>> begin SUPPLIED RECORDS
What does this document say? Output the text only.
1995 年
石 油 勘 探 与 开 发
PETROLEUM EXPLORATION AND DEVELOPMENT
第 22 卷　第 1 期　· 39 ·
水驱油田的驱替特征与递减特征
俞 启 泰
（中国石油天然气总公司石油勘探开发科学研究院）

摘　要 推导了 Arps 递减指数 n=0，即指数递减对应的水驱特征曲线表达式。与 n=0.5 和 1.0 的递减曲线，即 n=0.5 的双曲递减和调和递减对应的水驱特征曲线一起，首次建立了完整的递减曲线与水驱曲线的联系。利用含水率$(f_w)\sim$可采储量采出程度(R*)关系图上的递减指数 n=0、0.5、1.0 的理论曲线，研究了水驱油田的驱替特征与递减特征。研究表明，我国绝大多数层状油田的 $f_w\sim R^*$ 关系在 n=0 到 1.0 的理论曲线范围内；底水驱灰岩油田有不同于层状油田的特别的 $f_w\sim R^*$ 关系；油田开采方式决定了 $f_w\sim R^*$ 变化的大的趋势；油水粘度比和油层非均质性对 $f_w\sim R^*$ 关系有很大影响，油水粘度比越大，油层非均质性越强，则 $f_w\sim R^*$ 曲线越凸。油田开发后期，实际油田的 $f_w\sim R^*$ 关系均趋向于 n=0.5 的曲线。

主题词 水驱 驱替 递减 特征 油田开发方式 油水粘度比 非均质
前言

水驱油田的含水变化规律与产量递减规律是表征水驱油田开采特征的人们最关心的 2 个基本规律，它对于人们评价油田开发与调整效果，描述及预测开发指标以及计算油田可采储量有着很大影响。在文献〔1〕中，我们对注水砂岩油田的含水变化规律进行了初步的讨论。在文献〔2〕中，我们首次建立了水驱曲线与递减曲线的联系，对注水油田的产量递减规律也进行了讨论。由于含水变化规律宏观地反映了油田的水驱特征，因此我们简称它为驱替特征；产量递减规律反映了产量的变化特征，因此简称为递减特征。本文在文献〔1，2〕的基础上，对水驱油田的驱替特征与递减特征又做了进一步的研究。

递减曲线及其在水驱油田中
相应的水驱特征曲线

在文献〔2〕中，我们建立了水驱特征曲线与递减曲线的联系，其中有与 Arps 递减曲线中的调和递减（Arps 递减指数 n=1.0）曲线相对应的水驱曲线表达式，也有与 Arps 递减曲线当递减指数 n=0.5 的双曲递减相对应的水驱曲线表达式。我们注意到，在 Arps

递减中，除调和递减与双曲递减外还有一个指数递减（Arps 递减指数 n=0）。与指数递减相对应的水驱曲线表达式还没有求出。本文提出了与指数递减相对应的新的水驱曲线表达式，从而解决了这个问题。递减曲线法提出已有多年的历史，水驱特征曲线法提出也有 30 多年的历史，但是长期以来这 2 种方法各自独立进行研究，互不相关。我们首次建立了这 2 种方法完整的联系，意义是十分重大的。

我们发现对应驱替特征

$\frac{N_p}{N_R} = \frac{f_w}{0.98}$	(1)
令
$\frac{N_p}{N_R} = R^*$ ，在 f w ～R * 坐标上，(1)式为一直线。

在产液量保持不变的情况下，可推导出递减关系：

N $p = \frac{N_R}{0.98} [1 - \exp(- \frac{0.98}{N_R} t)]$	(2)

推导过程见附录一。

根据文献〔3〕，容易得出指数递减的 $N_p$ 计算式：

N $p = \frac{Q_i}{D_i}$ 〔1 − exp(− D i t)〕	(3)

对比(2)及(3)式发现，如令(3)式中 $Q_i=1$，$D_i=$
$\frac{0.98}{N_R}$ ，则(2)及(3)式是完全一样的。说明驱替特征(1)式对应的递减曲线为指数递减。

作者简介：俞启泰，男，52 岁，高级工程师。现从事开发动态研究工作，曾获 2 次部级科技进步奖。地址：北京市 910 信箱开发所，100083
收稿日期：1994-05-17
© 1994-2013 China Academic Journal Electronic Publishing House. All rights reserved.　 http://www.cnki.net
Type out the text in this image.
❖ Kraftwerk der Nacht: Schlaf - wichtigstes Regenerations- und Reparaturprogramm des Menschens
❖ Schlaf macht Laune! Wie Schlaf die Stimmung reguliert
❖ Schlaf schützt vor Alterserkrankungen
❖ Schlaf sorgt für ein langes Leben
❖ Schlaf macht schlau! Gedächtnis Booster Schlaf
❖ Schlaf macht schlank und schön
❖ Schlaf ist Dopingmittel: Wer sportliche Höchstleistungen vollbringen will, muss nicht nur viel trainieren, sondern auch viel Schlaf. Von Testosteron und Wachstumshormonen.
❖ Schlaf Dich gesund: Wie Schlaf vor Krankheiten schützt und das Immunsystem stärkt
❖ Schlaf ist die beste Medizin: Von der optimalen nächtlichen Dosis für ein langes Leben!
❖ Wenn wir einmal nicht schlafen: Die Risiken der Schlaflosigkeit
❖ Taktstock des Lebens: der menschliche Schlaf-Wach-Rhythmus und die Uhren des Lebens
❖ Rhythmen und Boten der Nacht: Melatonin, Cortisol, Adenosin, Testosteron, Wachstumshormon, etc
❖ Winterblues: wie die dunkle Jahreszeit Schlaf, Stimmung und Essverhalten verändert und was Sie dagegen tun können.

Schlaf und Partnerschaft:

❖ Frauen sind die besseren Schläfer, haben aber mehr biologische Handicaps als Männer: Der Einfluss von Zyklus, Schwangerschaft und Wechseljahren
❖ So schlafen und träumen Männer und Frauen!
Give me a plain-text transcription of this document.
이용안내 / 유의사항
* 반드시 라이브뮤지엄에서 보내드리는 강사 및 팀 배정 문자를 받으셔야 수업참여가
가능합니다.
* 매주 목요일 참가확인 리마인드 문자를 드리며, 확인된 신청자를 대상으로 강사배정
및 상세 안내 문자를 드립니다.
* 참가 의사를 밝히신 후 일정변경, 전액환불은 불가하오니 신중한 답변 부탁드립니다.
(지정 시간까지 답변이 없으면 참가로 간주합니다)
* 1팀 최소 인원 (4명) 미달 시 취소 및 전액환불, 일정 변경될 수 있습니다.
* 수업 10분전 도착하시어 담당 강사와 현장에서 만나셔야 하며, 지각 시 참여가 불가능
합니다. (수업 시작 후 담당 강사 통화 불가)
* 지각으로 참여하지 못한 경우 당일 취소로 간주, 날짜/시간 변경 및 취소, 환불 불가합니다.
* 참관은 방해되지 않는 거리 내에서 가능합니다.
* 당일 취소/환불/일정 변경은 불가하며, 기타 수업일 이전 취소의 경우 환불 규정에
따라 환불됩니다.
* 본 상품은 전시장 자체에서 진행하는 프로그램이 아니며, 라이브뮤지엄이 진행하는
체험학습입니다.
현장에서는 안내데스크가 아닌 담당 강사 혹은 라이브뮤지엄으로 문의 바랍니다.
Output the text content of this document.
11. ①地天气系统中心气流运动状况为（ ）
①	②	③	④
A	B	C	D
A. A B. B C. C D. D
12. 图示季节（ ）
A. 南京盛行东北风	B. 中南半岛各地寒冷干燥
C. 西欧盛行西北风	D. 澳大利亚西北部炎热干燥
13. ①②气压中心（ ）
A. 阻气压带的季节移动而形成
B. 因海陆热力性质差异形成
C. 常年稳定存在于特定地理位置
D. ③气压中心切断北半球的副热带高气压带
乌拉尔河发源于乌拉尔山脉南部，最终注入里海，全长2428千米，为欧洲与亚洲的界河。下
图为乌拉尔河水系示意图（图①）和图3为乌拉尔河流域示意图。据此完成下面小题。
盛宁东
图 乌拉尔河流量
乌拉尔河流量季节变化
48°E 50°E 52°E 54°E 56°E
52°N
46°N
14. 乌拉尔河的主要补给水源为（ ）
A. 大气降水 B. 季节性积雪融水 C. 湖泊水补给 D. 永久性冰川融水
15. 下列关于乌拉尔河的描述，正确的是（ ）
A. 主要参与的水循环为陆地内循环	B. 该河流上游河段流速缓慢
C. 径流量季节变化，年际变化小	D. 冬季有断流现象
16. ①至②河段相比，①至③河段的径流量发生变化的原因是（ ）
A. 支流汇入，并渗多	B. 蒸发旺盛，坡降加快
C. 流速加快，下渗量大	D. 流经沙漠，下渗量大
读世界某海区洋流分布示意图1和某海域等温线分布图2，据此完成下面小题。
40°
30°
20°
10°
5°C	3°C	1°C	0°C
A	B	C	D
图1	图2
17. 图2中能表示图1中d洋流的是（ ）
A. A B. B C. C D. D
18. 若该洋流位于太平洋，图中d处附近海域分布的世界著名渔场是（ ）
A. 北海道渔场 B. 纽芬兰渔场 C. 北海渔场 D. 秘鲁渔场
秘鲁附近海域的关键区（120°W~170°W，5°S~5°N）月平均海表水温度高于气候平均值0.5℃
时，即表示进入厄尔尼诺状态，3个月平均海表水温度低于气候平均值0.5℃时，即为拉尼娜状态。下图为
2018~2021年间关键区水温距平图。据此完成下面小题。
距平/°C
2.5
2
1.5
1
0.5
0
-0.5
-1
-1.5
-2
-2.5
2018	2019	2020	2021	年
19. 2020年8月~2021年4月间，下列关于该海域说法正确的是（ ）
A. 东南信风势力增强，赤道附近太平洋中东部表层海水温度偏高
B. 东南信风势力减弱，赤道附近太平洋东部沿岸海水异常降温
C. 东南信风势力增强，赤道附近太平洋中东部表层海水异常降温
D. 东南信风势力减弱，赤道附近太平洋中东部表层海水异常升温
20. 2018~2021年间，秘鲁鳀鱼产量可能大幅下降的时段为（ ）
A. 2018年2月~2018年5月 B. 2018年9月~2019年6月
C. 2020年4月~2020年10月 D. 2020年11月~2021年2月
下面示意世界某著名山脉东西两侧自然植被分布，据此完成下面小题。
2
>> end SUPPLIED RECORDS
• [STATED TASK]:
Count how many lines contain "Output" and give only that count.

• [IN RESPONSE]:
2